- _Records shown_:

****************

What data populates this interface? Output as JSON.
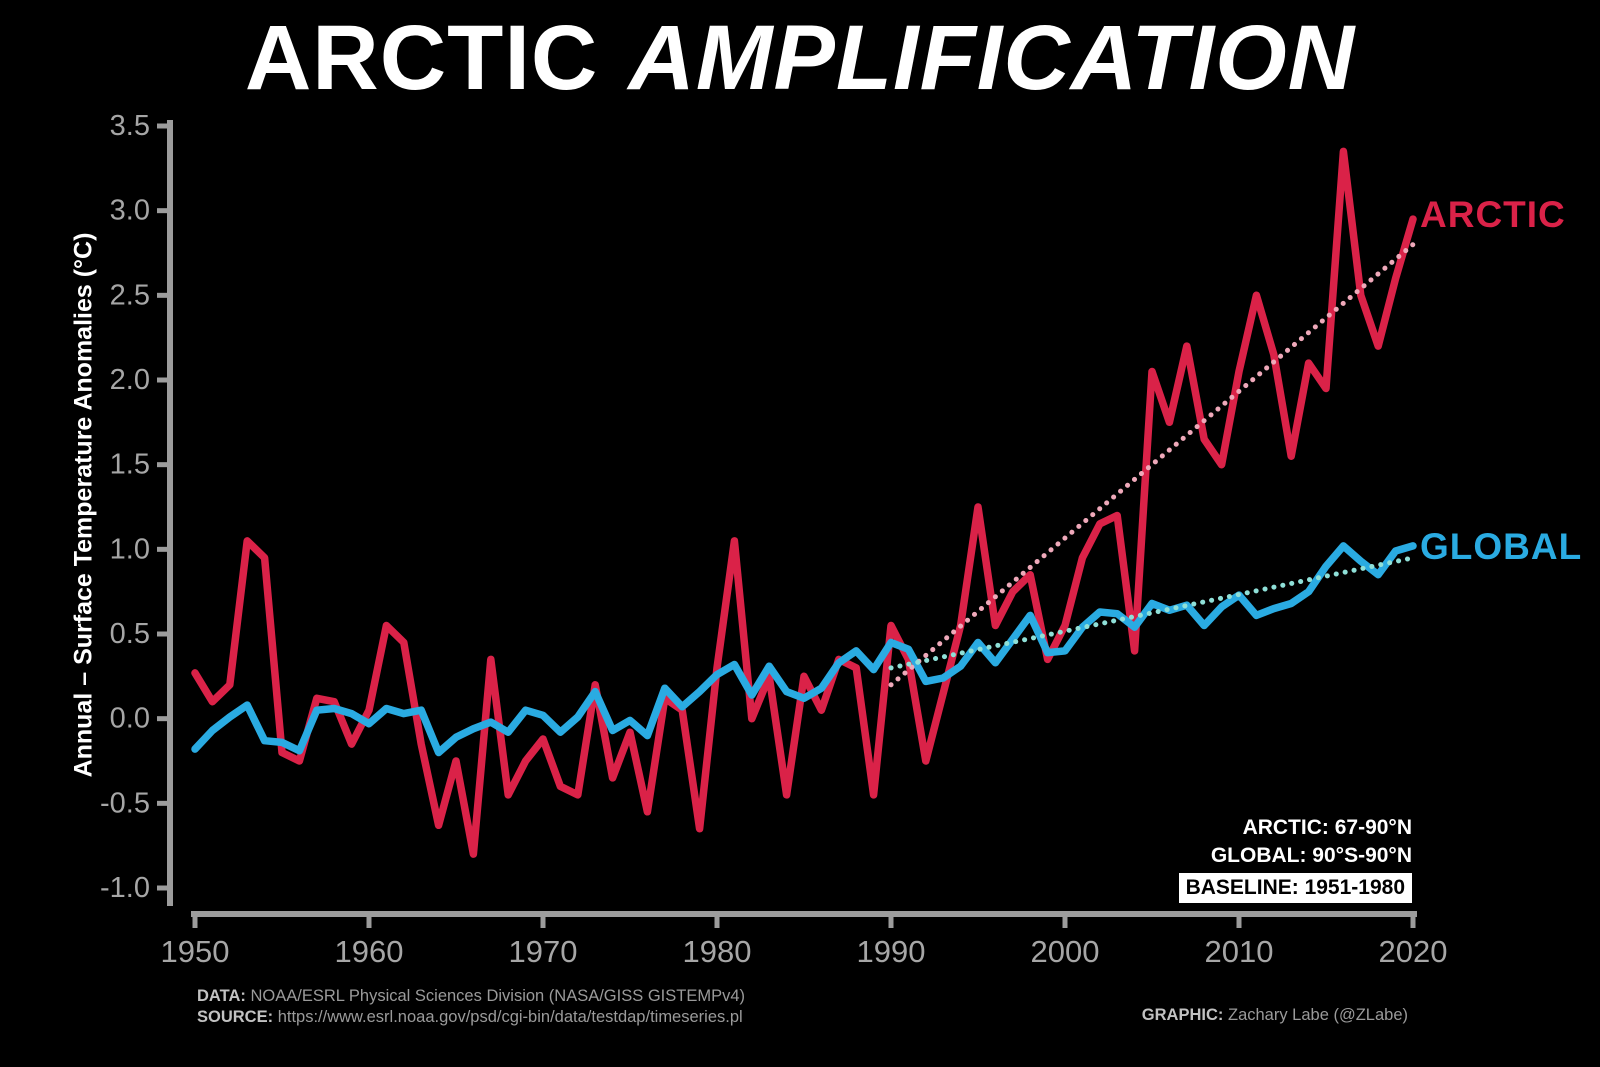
{
  "title": {
    "part1": "ARCTIC",
    "part2": "AMPLIFICATION"
  },
  "y_axis_label": "Annual – Surface Temperature Anomalies (°C)",
  "series_labels": {
    "arctic": "ARCTIC",
    "global": "GLOBAL"
  },
  "annotations": {
    "arctic_region": "ARCTIC: 67-90°N",
    "global_region": "GLOBAL: 90°S-90°N",
    "baseline": "BASELINE: 1951-1980"
  },
  "footer": {
    "data_label": "DATA:",
    "data_text": "NOAA/ESRL Physical Sciences Division (NASA/GISS GISTEMPv4)",
    "source_label": "SOURCE:",
    "source_text": "https://www.esrl.noaa.gov/psd/cgi-bin/data/testdap/timeseries.pl",
    "graphic_label": "GRAPHIC:",
    "graphic_text": "Zachary Labe (@ZLabe)"
  },
  "colors": {
    "arctic": "#da2248",
    "global": "#2aabe2",
    "arctic_trend": "#efa9ba",
    "global_trend": "#8fe0d8",
    "axis": "#9c9c9c",
    "tick_text": "#a6a6a6",
    "background": "#000000",
    "title_text": "#ffffff"
  },
  "chart_data": {
    "type": "line",
    "title": "ARCTIC AMPLIFICATION",
    "xlabel": "",
    "ylabel": "Annual – Surface Temperature Anomalies (°C)",
    "xlim": [
      1950,
      2020
    ],
    "ylim": [
      -1.0,
      3.5
    ],
    "x_ticks": [
      1950,
      1960,
      1970,
      1980,
      1990,
      2000,
      2010,
      2020
    ],
    "y_ticks": [
      3.5,
      3.0,
      2.5,
      2.0,
      1.5,
      1.0,
      0.5,
      0.0,
      -0.5,
      -1.0
    ],
    "grid": false,
    "legend_position": "right-of-lines",
    "x": [
      1950,
      1951,
      1952,
      1953,
      1954,
      1955,
      1956,
      1957,
      1958,
      1959,
      1960,
      1961,
      1962,
      1963,
      1964,
      1965,
      1966,
      1967,
      1968,
      1969,
      1970,
      1971,
      1972,
      1973,
      1974,
      1975,
      1976,
      1977,
      1978,
      1979,
      1980,
      1981,
      1982,
      1983,
      1984,
      1985,
      1986,
      1987,
      1988,
      1989,
      1990,
      1991,
      1992,
      1993,
      1994,
      1995,
      1996,
      1997,
      1998,
      1999,
      2000,
      2001,
      2002,
      2003,
      2004,
      2005,
      2006,
      2007,
      2008,
      2009,
      2010,
      2011,
      2012,
      2013,
      2014,
      2015,
      2016,
      2017,
      2018,
      2019,
      2020
    ],
    "series": [
      {
        "name": "ARCTIC",
        "color_key": "arctic",
        "values": [
          0.27,
          0.1,
          0.2,
          1.05,
          0.95,
          -0.2,
          -0.25,
          0.12,
          0.1,
          -0.15,
          0.05,
          0.55,
          0.45,
          -0.15,
          -0.63,
          -0.25,
          -0.8,
          0.35,
          -0.45,
          -0.25,
          -0.12,
          -0.4,
          -0.45,
          0.2,
          -0.35,
          -0.08,
          -0.55,
          0.12,
          0.05,
          -0.65,
          0.3,
          1.05,
          0.0,
          0.25,
          -0.45,
          0.25,
          0.05,
          0.35,
          0.3,
          -0.45,
          0.55,
          0.35,
          -0.25,
          0.15,
          0.55,
          1.25,
          0.55,
          0.75,
          0.85,
          0.35,
          0.55,
          0.95,
          1.15,
          1.2,
          0.4,
          2.05,
          1.75,
          2.2,
          1.65,
          1.5,
          2.05,
          2.5,
          2.15,
          1.55,
          2.1,
          1.95,
          3.35,
          2.5,
          2.2,
          2.6,
          2.95
        ]
      },
      {
        "name": "GLOBAL",
        "color_key": "global",
        "values": [
          -0.18,
          -0.07,
          0.01,
          0.08,
          -0.13,
          -0.14,
          -0.19,
          0.05,
          0.06,
          0.03,
          -0.03,
          0.06,
          0.03,
          0.05,
          -0.2,
          -0.11,
          -0.06,
          -0.02,
          -0.08,
          0.05,
          0.02,
          -0.08,
          0.01,
          0.16,
          -0.07,
          -0.01,
          -0.1,
          0.18,
          0.07,
          0.16,
          0.26,
          0.32,
          0.14,
          0.31,
          0.16,
          0.12,
          0.18,
          0.33,
          0.4,
          0.29,
          0.45,
          0.41,
          0.22,
          0.24,
          0.31,
          0.45,
          0.33,
          0.47,
          0.61,
          0.39,
          0.4,
          0.54,
          0.63,
          0.62,
          0.54,
          0.68,
          0.64,
          0.67,
          0.55,
          0.66,
          0.73,
          0.61,
          0.65,
          0.68,
          0.75,
          0.9,
          1.02,
          0.93,
          0.85,
          0.99,
          1.02
        ]
      }
    ],
    "trend_lines": [
      {
        "name": "ARCTIC trend",
        "style": "dotted",
        "color_key": "arctic_trend",
        "x": [
          1990,
          2020
        ],
        "values": [
          0.2,
          2.8
        ]
      },
      {
        "name": "GLOBAL trend",
        "style": "dotted",
        "color_key": "global_trend",
        "x": [
          1990,
          2020
        ],
        "values": [
          0.3,
          0.95
        ]
      }
    ]
  }
}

****************

- _Goal of the exercise_: Copy each line that contains the word "name".

- _Solution to this problem_:
        "name": "ARCTIC",
        "name": "GLOBAL",
        "name": "ARCTIC trend",
        "name": "GLOBAL trend",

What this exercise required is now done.